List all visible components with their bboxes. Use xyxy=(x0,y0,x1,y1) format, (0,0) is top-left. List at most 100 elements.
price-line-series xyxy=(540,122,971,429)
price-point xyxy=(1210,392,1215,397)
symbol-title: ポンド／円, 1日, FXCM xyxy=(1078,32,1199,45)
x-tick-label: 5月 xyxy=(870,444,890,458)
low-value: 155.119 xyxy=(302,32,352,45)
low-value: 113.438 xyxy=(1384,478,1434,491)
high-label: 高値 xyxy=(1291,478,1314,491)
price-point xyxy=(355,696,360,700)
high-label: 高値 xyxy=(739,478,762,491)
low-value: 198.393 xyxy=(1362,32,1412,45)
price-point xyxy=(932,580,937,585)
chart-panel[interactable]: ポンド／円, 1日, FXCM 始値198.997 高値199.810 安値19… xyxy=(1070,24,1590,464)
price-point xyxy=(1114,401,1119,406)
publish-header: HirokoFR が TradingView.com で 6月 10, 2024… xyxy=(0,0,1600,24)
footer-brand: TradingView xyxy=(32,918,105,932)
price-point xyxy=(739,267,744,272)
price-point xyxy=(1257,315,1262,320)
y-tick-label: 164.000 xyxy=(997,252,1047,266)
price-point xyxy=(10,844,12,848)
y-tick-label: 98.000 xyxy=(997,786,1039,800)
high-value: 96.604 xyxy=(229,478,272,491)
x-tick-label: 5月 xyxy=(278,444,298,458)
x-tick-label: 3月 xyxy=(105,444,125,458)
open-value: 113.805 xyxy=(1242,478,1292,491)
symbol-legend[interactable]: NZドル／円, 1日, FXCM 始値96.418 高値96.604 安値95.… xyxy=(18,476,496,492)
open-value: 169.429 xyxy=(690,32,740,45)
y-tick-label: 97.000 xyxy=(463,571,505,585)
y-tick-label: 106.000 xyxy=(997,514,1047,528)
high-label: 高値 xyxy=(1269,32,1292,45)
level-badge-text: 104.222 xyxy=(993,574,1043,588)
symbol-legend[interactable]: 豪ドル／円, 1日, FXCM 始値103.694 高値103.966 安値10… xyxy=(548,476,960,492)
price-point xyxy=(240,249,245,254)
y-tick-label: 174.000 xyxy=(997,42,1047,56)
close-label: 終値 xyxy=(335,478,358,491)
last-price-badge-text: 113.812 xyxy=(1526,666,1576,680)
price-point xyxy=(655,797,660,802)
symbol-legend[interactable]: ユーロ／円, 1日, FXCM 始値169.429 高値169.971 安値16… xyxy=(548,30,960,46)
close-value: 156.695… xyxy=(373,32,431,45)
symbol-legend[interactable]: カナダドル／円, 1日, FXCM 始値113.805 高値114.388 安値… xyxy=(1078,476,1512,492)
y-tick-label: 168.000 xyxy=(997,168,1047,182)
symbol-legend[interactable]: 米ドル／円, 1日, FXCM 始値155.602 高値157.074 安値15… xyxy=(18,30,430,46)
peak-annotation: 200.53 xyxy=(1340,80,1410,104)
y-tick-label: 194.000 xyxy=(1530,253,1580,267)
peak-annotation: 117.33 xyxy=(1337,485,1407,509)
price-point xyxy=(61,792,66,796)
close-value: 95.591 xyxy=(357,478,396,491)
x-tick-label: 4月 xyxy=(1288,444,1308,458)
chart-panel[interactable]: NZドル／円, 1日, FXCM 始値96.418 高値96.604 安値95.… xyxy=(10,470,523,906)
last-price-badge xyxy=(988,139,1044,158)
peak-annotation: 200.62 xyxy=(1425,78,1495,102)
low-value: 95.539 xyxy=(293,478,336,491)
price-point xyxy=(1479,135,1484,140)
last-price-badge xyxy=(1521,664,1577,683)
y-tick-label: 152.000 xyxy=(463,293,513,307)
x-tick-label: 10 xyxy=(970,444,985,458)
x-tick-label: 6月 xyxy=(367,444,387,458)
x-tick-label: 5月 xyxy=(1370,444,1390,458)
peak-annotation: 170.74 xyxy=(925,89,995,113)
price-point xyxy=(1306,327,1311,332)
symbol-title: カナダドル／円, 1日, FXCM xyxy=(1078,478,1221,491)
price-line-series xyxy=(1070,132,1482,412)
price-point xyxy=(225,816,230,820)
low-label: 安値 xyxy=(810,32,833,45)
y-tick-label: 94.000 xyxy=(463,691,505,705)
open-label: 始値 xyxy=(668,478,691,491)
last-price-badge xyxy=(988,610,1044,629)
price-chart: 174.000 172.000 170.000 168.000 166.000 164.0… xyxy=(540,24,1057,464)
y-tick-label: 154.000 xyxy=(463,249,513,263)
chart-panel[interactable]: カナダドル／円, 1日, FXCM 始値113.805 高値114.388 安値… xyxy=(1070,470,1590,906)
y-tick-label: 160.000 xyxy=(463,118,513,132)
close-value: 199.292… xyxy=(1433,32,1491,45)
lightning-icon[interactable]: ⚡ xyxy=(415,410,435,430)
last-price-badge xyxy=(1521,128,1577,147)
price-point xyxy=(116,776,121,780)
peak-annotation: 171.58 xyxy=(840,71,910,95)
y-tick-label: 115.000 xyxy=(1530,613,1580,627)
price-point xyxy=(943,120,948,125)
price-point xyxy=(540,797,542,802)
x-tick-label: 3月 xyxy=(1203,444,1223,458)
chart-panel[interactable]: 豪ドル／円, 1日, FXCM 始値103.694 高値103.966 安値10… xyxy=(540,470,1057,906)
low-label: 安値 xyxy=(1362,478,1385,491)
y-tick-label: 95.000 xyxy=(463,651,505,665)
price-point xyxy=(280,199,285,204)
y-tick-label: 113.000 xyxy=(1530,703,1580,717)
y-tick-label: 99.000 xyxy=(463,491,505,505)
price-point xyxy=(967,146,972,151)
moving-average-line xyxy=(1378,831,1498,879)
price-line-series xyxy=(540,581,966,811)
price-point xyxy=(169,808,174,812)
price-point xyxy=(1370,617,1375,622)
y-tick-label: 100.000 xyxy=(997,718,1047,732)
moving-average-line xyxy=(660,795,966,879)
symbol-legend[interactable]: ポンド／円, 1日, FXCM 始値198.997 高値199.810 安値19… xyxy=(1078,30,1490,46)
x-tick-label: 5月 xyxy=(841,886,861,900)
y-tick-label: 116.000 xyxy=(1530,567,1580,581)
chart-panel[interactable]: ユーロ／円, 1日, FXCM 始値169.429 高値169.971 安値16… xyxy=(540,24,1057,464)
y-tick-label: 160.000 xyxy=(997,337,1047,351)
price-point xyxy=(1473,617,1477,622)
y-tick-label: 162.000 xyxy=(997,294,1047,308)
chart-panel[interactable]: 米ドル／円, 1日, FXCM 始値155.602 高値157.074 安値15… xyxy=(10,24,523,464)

══════

Please arrange every line of the records above as a Markdown table with two columns, Row and Line, numbering the rows in order and leaving out blank lines.

| Row | Line |
|---|---|
| 1 | List all visible components with their bboxes. Use xyxy=(x0,y0,x1,y1) format, (0,0) is top-left. List at most 100 elements. |
| 2 | price-line-series xyxy=(540,122,971,429) |
| 3 | price-point xyxy=(1210,392,1215,397) |
| 4 | symbol-title: ポンド／円, 1日, FXCM xyxy=(1078,32,1199,45) |
| 5 | x-tick-label: 5月 xyxy=(870,444,890,458) |
| 6 | low-value: 155.119 xyxy=(302,32,352,45) |
| 7 | low-value: 113.438 xyxy=(1384,478,1434,491) |
| 8 | high-label: 高値 xyxy=(1291,478,1314,491) |
| 9 | price-point xyxy=(355,696,360,700) |
| 10 | high-label: 高値 xyxy=(739,478,762,491) |
| 11 | low-value: 198.393 xyxy=(1362,32,1412,45) |
| 12 | price-point xyxy=(932,580,937,585) |
| 13 | chart-panel[interactable]: ポンド／円, 1日, FXCM 始値198.997 高値199.810 安値19… xyxy=(1070,24,1590,464) |
| 14 | price-point xyxy=(1114,401,1119,406) |
| 15 | publish-header: HirokoFR が TradingView.com で 6月 10, 2024… xyxy=(0,0,1600,24) |
| 16 | footer-brand: TradingView xyxy=(32,918,105,932) |
| 17 | price-point xyxy=(739,267,744,272) |
| 18 | price-point xyxy=(1257,315,1262,320) |
| 19 | y-tick-label: 164.000 xyxy=(997,252,1047,266) |
| 20 | price-point xyxy=(10,844,12,848) |
| 21 | y-tick-label: 98.000 xyxy=(997,786,1039,800) |
| 22 | high-value: 96.604 xyxy=(229,478,272,491) |
| 23 | x-tick-label: 5月 xyxy=(278,444,298,458) |
| 24 | x-tick-label: 3月 xyxy=(105,444,125,458) |
| 25 | open-value: 113.805 xyxy=(1242,478,1292,491) |
| 26 | symbol-legend[interactable]: NZドル／円, 1日, FXCM 始値96.418 高値96.604 安値95.… xyxy=(18,476,496,492) |
| 27 | open-value: 169.429 xyxy=(690,32,740,45) |
| 28 | y-tick-label: 97.000 xyxy=(463,571,505,585) |
| 29 | y-tick-label: 106.000 xyxy=(997,514,1047,528) |
| 30 | high-label: 高値 xyxy=(1269,32,1292,45) |
| 31 | level-badge-text: 104.222 xyxy=(993,574,1043,588) |
| 32 | symbol-legend[interactable]: 豪ドル／円, 1日, FXCM 始値103.694 高値103.966 安値10… xyxy=(548,476,960,492) |
| 33 | price-point xyxy=(240,249,245,254) |
| 34 | y-tick-label: 174.000 xyxy=(997,42,1047,56) |
| 35 | close-label: 終値 xyxy=(335,478,358,491) |
| 36 | last-price-badge-text: 113.812 xyxy=(1526,666,1576,680) |
| 37 | price-point xyxy=(655,797,660,802) |
| 38 | symbol-legend[interactable]: ユーロ／円, 1日, FXCM 始値169.429 高値169.971 安値16… xyxy=(548,30,960,46) |
| 39 | close-value: 156.695… xyxy=(373,32,431,45) |
| 40 | symbol-legend[interactable]: カナダドル／円, 1日, FXCM 始値113.805 高値114.388 安値… xyxy=(1078,476,1512,492) |
| 41 | y-tick-label: 168.000 xyxy=(997,168,1047,182) |
| 42 | symbol-legend[interactable]: 米ドル／円, 1日, FXCM 始値155.602 高値157.074 安値15… xyxy=(18,30,430,46) |
| 43 | peak-annotation: 200.53 xyxy=(1340,80,1410,104) |
| 44 | y-tick-label: 194.000 xyxy=(1530,253,1580,267) |
| 45 | peak-annotation: 117.33 xyxy=(1337,485,1407,509) |
| 46 | price-point xyxy=(61,792,66,796) |
| 47 | close-value: 95.591 xyxy=(357,478,396,491) |
| 48 | x-tick-label: 4月 xyxy=(1288,444,1308,458) |
| 49 | chart-panel[interactable]: NZドル／円, 1日, FXCM 始値96.418 高値96.604 安値95.… xyxy=(10,470,523,906) |
| 50 | last-price-badge xyxy=(988,139,1044,158) |
| 51 | peak-annotation: 200.62 xyxy=(1425,78,1495,102) |
| 52 | low-value: 95.539 xyxy=(293,478,336,491) |
| 53 | price-point xyxy=(1479,135,1484,140) |
| 54 | last-price-badge xyxy=(1521,664,1577,683) |
| 55 | y-tick-label: 152.000 xyxy=(463,293,513,307) |
| 56 | x-tick-label: 10 xyxy=(970,444,985,458) |
| 57 | x-tick-label: 6月 xyxy=(367,444,387,458) |
| 58 | x-tick-label: 5月 xyxy=(1370,444,1390,458) |
| 59 | peak-annotation: 170.74 xyxy=(925,89,995,113) |
| 60 | price-point xyxy=(1306,327,1311,332) |
| 61 | symbol-title: カナダドル／円, 1日, FXCM xyxy=(1078,478,1221,491) |
| 62 | price-line-series xyxy=(1070,132,1482,412) |
| 63 | price-point xyxy=(225,816,230,820) |
| 64 | low-label: 安値 xyxy=(810,32,833,45) |
| 65 | y-tick-label: 94.000 xyxy=(463,691,505,705) |
| 66 | open-label: 始値 xyxy=(668,478,691,491) |
| 67 | last-price-badge xyxy=(988,610,1044,629) |
| 68 | price-chart: 174.000 172.000 170.000 168.000 166.000 164.0… xyxy=(540,24,1057,464) |
| 69 | y-tick-label: 154.000 xyxy=(463,249,513,263) |
| 70 | chart-panel[interactable]: カナダドル／円, 1日, FXCM 始値113.805 高値114.388 安値… xyxy=(1070,470,1590,906) |
| 71 | y-tick-label: 160.000 xyxy=(463,118,513,132) |
| 72 | close-value: 199.292… xyxy=(1433,32,1491,45) |
| 73 | lightning-icon[interactable]: ⚡ xyxy=(415,410,435,430) |
| 74 | last-price-badge xyxy=(1521,128,1577,147) |
| 75 | price-point xyxy=(116,776,121,780) |
| 76 | peak-annotation: 171.58 xyxy=(840,71,910,95) |
| 77 | y-tick-label: 115.000 xyxy=(1530,613,1580,627) |
| 78 | price-point xyxy=(943,120,948,125) |
| 79 | price-point xyxy=(540,797,542,802) |
| 80 | x-tick-label: 3月 xyxy=(1203,444,1223,458) |
| 81 | chart-panel[interactable]: 豪ドル／円, 1日, FXCM 始値103.694 高値103.966 安値10… xyxy=(540,470,1057,906) |
| 82 | low-label: 安値 xyxy=(1362,478,1385,491) |
| 83 | y-tick-label: 95.000 xyxy=(463,651,505,665) |
| 84 | price-point xyxy=(280,199,285,204) |
| 85 | y-tick-label: 113.000 xyxy=(1530,703,1580,717) |
| 86 | y-tick-label: 99.000 xyxy=(463,491,505,505) |
| 87 | price-point xyxy=(967,146,972,151) |
| 88 | moving-average-line xyxy=(1378,831,1498,879) |
| 89 | price-line-series xyxy=(540,581,966,811) |
| 90 | price-point xyxy=(169,808,174,812) |
| 91 | price-point xyxy=(1370,617,1375,622) |
| 92 | y-tick-label: 100.000 xyxy=(997,718,1047,732) |
| 93 | moving-average-line xyxy=(660,795,966,879) |
| 94 | symbol-legend[interactable]: ポンド／円, 1日, FXCM 始値198.997 高値199.810 安値19… xyxy=(1078,30,1490,46) |
| 95 | x-tick-label: 5月 xyxy=(841,886,861,900) |
| 96 | y-tick-label: 116.000 xyxy=(1530,567,1580,581) |
| 97 | chart-panel[interactable]: ユーロ／円, 1日, FXCM 始値169.429 高値169.971 安値16… xyxy=(540,24,1057,464) |
| 98 | y-tick-label: 160.000 xyxy=(997,337,1047,351) |
| 99 | price-point xyxy=(1473,617,1477,622) |
| 100 | y-tick-label: 162.000 xyxy=(997,294,1047,308) |
| 101 | chart-panel[interactable]: 米ドル／円, 1日, FXCM 始値155.602 高値157.074 安値15… xyxy=(10,24,523,464) |